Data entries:
-- begin --
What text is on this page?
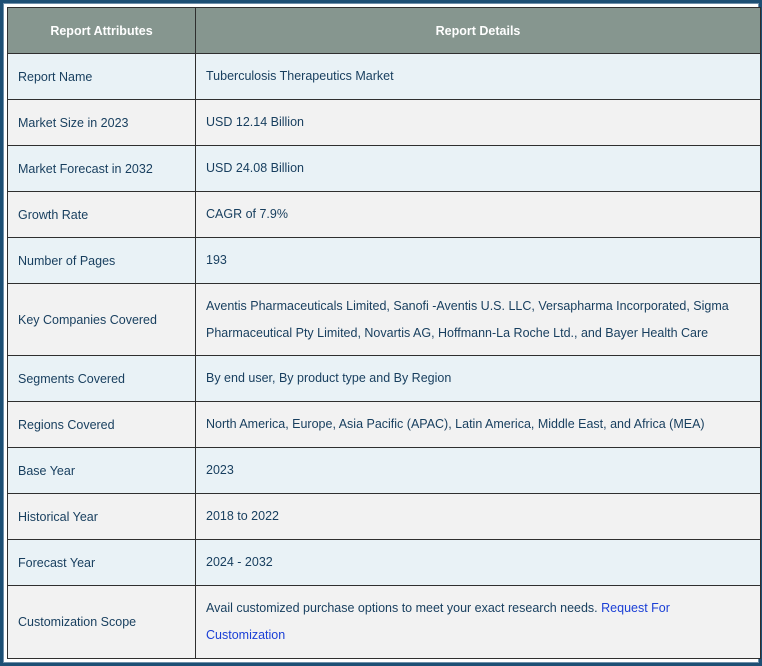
Report Attributes	Report Details
Report Name	Tuberculosis Therapeutics Market
Market Size in 2023	USD 12.14 Billion
Market Forecast in 2032	USD 24.08 Billion
Growth Rate	CAGR of 7.9%
Number of Pages	193
Key Companies Covered	Aventis Pharmaceuticals Limited, Sanofi -Aventis U.S. LLC, Versapharma Incorporated, Sigma Pharmaceutical Pty Limited, Novartis AG, Hoffmann-La Roche Ltd., and Bayer Health Care
Segments Covered	By end user, By product type and By Region
Regions Covered	North America, Europe, Asia Pacific (APAC), Latin America, Middle East, and Africa (MEA)
Base Year	2023
Historical Year	2018 to 2022
Forecast Year	2024 - 2032
Customization Scope	Avail customized purchase options to meet your exact research needs. Request For Customization
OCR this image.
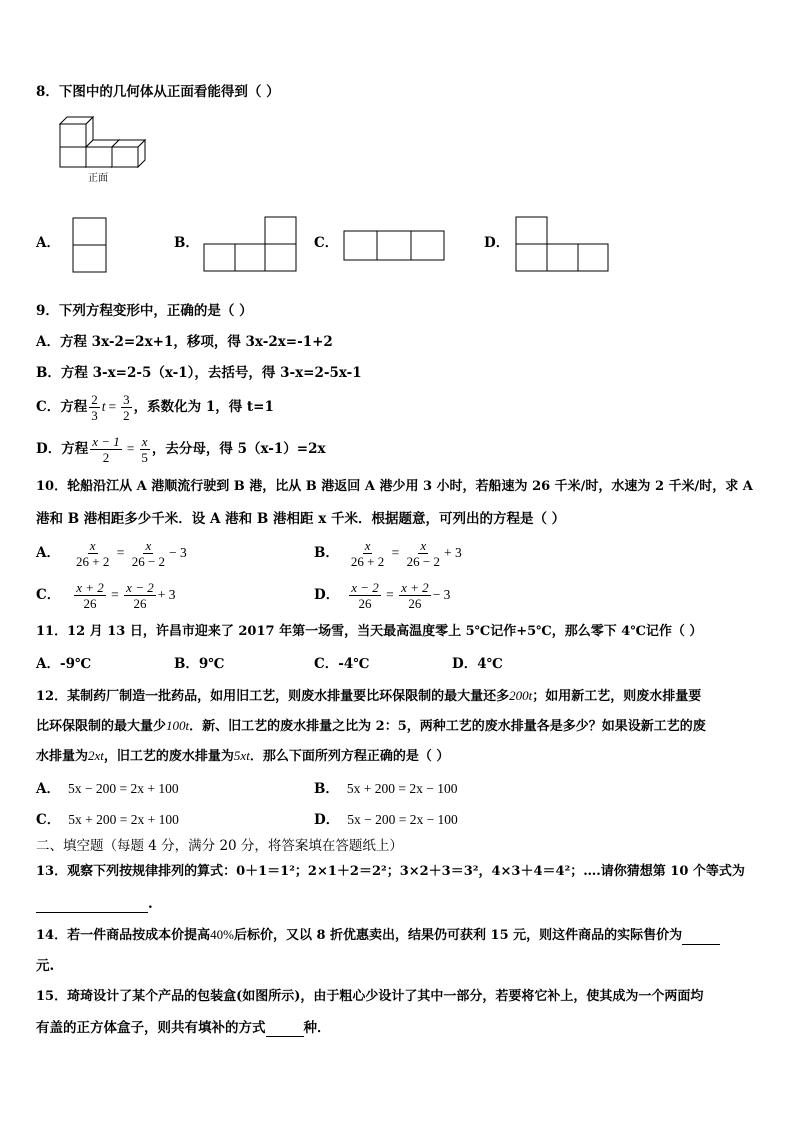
8．下图中的几何体从正面看能得到（ ）
正面
A．	B．	C．	D．
9．下列方程变形中，正确的是（ ）
A．方程 3x-2=2x+1，移项，得 3x-2x=-1+2
B．方程 3-x=2-5（x-1），去括号，得 3-x=2-5x-1
C．方程 $\frac{2}{3}$ $t = \frac{3}{2}$ ，系数化为 1，得 t=1
D．方程 $\frac{x - 1}{2} = \frac{x}{5}$ ，去分母，得 5（x-1）=2x
10．轮船沿江从 A 港顺流行驶到 B 港，比从 B 港返回 A 港少用 3 小时，若船速为 26 千米/时，水速为 2 千米/时，求 A
港和 B 港相距多少千米．设 A 港和 B 港相距 x 千米．根据题意，可列出的方程是（ ）
A． $\frac{x}{26 + 2} = \frac{x}{26 - 2} - 3$	B． $\frac{x}{26 + 2} = \frac{x}{26 - 2} + 3$
C． $\frac{x + 2}{26} = \frac{x - 2}{26} + 3$	D． $\frac{x - 2}{26} = \frac{x + 2}{26} - 3$
11．12 月 13 日，许昌市迎来了 2017 年第一场雪，当天最高温度零上 5℃记作+5℃，那么零下 4℃记作（ ）
A．-9℃	B．9℃	C．-4℃	D．4℃
12．某制药厂制造一批药品，如用旧工艺，则废水排量要比环保限制的最大量还多200t；如用新工艺，则废水排量要
比环保限制的最大量少100t．新、旧工艺的废水排量之比为 2：5，两种工艺的废水排量各是多少？如果设新工艺的废
水排量为2xt，旧工艺的废水排量为5xt．那么下面所列方程正确的是（ ）
A． 5x − 200 = 2x + 100	B． 5x + 200 = 2x − 100
C． 5x + 200 = 2x + 100	D． 5x − 200 = 2x − 100
二、填空题（每题 4 分，满分 20 分，将答案填在答题纸上）
13．观察下列按规律排列的算式：0＋1＝1²；2×1＋2＝2²；3×2＋3＝3²，4×3＋4＝4²；….请你猜想第 10 个等式为
.
14．若一件商品按成本价提高40%后标价，又以 8 折优惠卖出，结果仍可获利 15 元，则这件商品的实际售价为
元.
15．琦琦设计了某个产品的包装盒(如图所示)，由于粗心少设计了其中一部分，若要将它补上，使其成为一个两面均
有盖的正方体盒子，则共有填补的方式	种．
-- end --
- [Task]: Transcribe all the data word for word; the images stay out.

- [Result of this task]:
What text is on this page?
Report Attributes	Report Details
Report Name	Tuberculosis Therapeutics Market
Market Size in 2023	USD 12.14 Billion
Market Forecast in 2032	USD 24.08 Billion
Growth Rate	CAGR of 7.9%
Number of Pages	193
Key Companies Covered	Aventis Pharmaceuticals Limited, Sanofi -Aventis U.S. LLC, Versapharma Incorporated, Sigma Pharmaceutical Pty Limited, Novartis AG, Hoffmann-La Roche Ltd., and Bayer Health Care
Segments Covered	By end user, By product type and By Region
Regions Covered	North America, Europe, Asia Pacific (APAC), Latin America, Middle East, and Africa (MEA)
Base Year	2023
Historical Year	2018 to 2022
Forecast Year	2024 - 2032
Customization Scope	Avail customized purchase options to meet your exact research needs. Request For Customization
OCR this image.
8．下图中的几何体从正面看能得到（ ）
正面
A．	B．	C．	D．
9．下列方程变形中，正确的是（ ）
A．方程 3x-2=2x+1，移项，得 3x-2x=-1+2
B．方程 3-x=2-5（x-1），去括号，得 3-x=2-5x-1
C．方程 $\frac{2}{3}$ $t = \frac{3}{2}$ ，系数化为 1，得 t=1
D．方程 $\frac{x - 1}{2} = \frac{x}{5}$ ，去分母，得 5（x-1）=2x
10．轮船沿江从 A 港顺流行驶到 B 港，比从 B 港返回 A 港少用 3 小时，若船速为 26 千米/时，水速为 2 千米/时，求 A
港和 B 港相距多少千米．设 A 港和 B 港相距 x 千米．根据题意，可列出的方程是（ ）
A． $\frac{x}{26 + 2} = \frac{x}{26 - 2} - 3$	B． $\frac{x}{26 + 2} = \frac{x}{26 - 2} + 3$
C． $\frac{x + 2}{26} = \frac{x - 2}{26} + 3$	D． $\frac{x - 2}{26} = \frac{x + 2}{26} - 3$
11．12 月 13 日，许昌市迎来了 2017 年第一场雪，当天最高温度零上 5℃记作+5℃，那么零下 4℃记作（ ）
A．-9℃	B．9℃	C．-4℃	D．4℃
12．某制药厂制造一批药品，如用旧工艺，则废水排量要比环保限制的最大量还多200t；如用新工艺，则废水排量要
比环保限制的最大量少100t．新、旧工艺的废水排量之比为 2：5，两种工艺的废水排量各是多少？如果设新工艺的废
水排量为2xt，旧工艺的废水排量为5xt．那么下面所列方程正确的是（ ）
A． 5x − 200 = 2x + 100	B． 5x + 200 = 2x − 100
C． 5x + 200 = 2x + 100	D． 5x − 200 = 2x − 100
二、填空题（每题 4 分，满分 20 分，将答案填在答题纸上）
13．观察下列按规律排列的算式：0＋1＝1²；2×1＋2＝2²；3×2＋3＝3²，4×3＋4＝4²；….请你猜想第 10 个等式为
.
14．若一件商品按成本价提高40%后标价，又以 8 折优惠卖出，结果仍可获利 15 元，则这件商品的实际售价为
元.
15．琦琦设计了某个产品的包装盒(如图所示)，由于粗心少设计了其中一部分，若要将它补上，使其成为一个两面均
有盖的正方体盒子，则共有填补的方式	种．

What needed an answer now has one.